(Available records)
#####
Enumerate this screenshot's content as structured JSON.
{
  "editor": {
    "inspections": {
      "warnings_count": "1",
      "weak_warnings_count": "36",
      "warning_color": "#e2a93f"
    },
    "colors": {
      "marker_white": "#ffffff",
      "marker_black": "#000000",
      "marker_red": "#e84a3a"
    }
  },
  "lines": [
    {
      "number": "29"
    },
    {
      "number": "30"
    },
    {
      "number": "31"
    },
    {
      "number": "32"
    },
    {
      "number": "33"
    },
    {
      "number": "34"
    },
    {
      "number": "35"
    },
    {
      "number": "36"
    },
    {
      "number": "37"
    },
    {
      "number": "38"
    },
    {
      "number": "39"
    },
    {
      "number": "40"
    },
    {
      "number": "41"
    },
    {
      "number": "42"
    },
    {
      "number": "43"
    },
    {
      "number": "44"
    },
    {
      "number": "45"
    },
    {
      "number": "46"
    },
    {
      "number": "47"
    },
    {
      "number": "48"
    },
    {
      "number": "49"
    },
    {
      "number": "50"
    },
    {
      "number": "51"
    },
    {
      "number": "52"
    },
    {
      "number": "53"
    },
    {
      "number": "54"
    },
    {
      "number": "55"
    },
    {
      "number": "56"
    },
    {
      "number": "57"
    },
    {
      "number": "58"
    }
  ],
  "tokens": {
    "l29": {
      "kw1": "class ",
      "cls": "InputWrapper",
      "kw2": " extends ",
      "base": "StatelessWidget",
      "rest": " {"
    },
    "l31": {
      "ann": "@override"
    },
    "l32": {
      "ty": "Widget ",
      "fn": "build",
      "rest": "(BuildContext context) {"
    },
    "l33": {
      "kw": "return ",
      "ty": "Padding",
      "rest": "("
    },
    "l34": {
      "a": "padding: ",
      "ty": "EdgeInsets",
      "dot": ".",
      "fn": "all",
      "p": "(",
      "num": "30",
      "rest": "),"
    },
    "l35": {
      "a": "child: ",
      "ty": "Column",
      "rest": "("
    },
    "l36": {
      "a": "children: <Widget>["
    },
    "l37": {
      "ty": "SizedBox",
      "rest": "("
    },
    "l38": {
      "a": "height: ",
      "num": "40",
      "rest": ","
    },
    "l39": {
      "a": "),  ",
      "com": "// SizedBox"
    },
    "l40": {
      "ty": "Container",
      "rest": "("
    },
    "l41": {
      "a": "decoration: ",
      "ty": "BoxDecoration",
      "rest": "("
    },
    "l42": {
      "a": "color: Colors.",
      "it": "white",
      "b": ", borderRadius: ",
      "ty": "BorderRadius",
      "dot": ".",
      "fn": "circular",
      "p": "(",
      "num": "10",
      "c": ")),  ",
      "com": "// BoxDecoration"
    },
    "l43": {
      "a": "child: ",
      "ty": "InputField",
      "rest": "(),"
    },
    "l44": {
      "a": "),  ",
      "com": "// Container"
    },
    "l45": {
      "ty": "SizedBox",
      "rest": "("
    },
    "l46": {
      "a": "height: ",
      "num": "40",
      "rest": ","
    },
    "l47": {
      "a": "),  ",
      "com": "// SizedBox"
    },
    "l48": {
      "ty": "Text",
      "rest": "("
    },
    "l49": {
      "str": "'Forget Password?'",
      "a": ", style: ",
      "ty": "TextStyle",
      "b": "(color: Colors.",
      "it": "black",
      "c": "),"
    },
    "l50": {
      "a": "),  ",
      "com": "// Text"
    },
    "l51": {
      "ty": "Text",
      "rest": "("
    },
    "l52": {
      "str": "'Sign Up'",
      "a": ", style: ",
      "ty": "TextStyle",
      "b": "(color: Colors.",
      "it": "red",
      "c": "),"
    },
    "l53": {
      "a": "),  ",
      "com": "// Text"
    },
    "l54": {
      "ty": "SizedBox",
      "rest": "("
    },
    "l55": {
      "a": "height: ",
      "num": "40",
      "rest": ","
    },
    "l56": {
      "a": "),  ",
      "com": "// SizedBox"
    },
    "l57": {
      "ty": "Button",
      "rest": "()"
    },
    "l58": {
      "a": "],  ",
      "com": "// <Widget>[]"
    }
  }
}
#####
(Directive)
Your task is to repeat each line of the material exactly.

(Result for this task)
Enumerate this screenshot's content as structured JSON.
{
  "editor": {
    "inspections": {
      "warnings_count": "1",
      "weak_warnings_count": "36",
      "warning_color": "#e2a93f"
    },
    "colors": {
      "marker_white": "#ffffff",
      "marker_black": "#000000",
      "marker_red": "#e84a3a"
    }
  },
  "lines": [
    {
      "number": "29"
    },
    {
      "number": "30"
    },
    {
      "number": "31"
    },
    {
      "number": "32"
    },
    {
      "number": "33"
    },
    {
      "number": "34"
    },
    {
      "number": "35"
    },
    {
      "number": "36"
    },
    {
      "number": "37"
    },
    {
      "number": "38"
    },
    {
      "number": "39"
    },
    {
      "number": "40"
    },
    {
      "number": "41"
    },
    {
      "number": "42"
    },
    {
      "number": "43"
    },
    {
      "number": "44"
    },
    {
      "number": "45"
    },
    {
      "number": "46"
    },
    {
      "number": "47"
    },
    {
      "number": "48"
    },
    {
      "number": "49"
    },
    {
      "number": "50"
    },
    {
      "number": "51"
    },
    {
      "number": "52"
    },
    {
      "number": "53"
    },
    {
      "number": "54"
    },
    {
      "number": "55"
    },
    {
      "number": "56"
    },
    {
      "number": "57"
    },
    {
      "number": "58"
    }
  ],
  "tokens": {
    "l29": {
      "kw1": "class ",
      "cls": "InputWrapper",
      "kw2": " extends ",
      "base": "StatelessWidget",
      "rest": " {"
    },
    "l31": {
      "ann": "@override"
    },
    "l32": {
      "ty": "Widget ",
      "fn": "build",
      "rest": "(BuildContext context) {"
    },
    "l33": {
      "kw": "return ",
      "ty": "Padding",
      "rest": "("
    },
    "l34": {
      "a": "padding: ",
      "ty": "EdgeInsets",
      "dot": ".",
      "fn": "all",
      "p": "(",
      "num": "30",
      "rest": "),"
    },
    "l35": {
      "a": "child: ",
      "ty": "Column",
      "rest": "("
    },
    "l36": {
      "a": "children: <Widget>["
    },
    "l37": {
      "ty": "SizedBox",
      "rest": "("
    },
    "l38": {
      "a": "height: ",
      "num": "40",
      "rest": ","
    },
    "l39": {
      "a": "),  ",
      "com": "// SizedBox"
    },
    "l40": {
      "ty": "Container",
      "rest": "("
    },
    "l41": {
      "a": "decoration: ",
      "ty": "BoxDecoration",
      "rest": "("
    },
    "l42": {
      "a": "color: Colors.",
      "it": "white",
      "b": ", borderRadius: ",
      "ty": "BorderRadius",
      "dot": ".",
      "fn": "circular",
      "p": "(",
      "num": "10",
      "c": ")),  ",
      "com": "// BoxDecoration"
    },
    "l43": {
      "a": "child: ",
      "ty": "InputField",
      "rest": "(),"
    },
    "l44": {
      "a": "),  ",
      "com": "// Container"
    },
    "l45": {
      "ty": "SizedBox",
      "rest": "("
    },
    "l46": {
      "a": "height: ",
      "num": "40",
      "rest": ","
    },
    "l47": {
      "a": "),  ",
      "com": "// SizedBox"
    },
    "l48": {
      "ty": "Text",
      "rest": "("
    },
    "l49": {
      "str": "'Forget Password?'",
      "a": ", style: ",
      "ty": "TextStyle",
      "b": "(color: Colors.",
      "it": "black",
      "c": "),"
    },
    "l50": {
      "a": "),  ",
      "com": "// Text"
    },
    "l51": {
      "ty": "Text",
      "rest": "("
    },
    "l52": {
      "str": "'Sign Up'",
      "a": ", style: ",
      "ty": "TextStyle",
      "b": "(color: Colors.",
      "it": "red",
      "c": "),"
    },
    "l53": {
      "a": "),  ",
      "com": "// Text"
    },
    "l54": {
      "ty": "SizedBox",
      "rest": "("
    },
    "l55": {
      "a": "height: ",
      "num": "40",
      "rest": ","
    },
    "l56": {
      "a": "),  ",
      "com": "// SizedBox"
    },
    "l57": {
      "ty": "Button",
      "rest": "()"
    },
    "l58": {
      "a": "],  ",
      "com": "// <Widget>[]"
    }
  }
}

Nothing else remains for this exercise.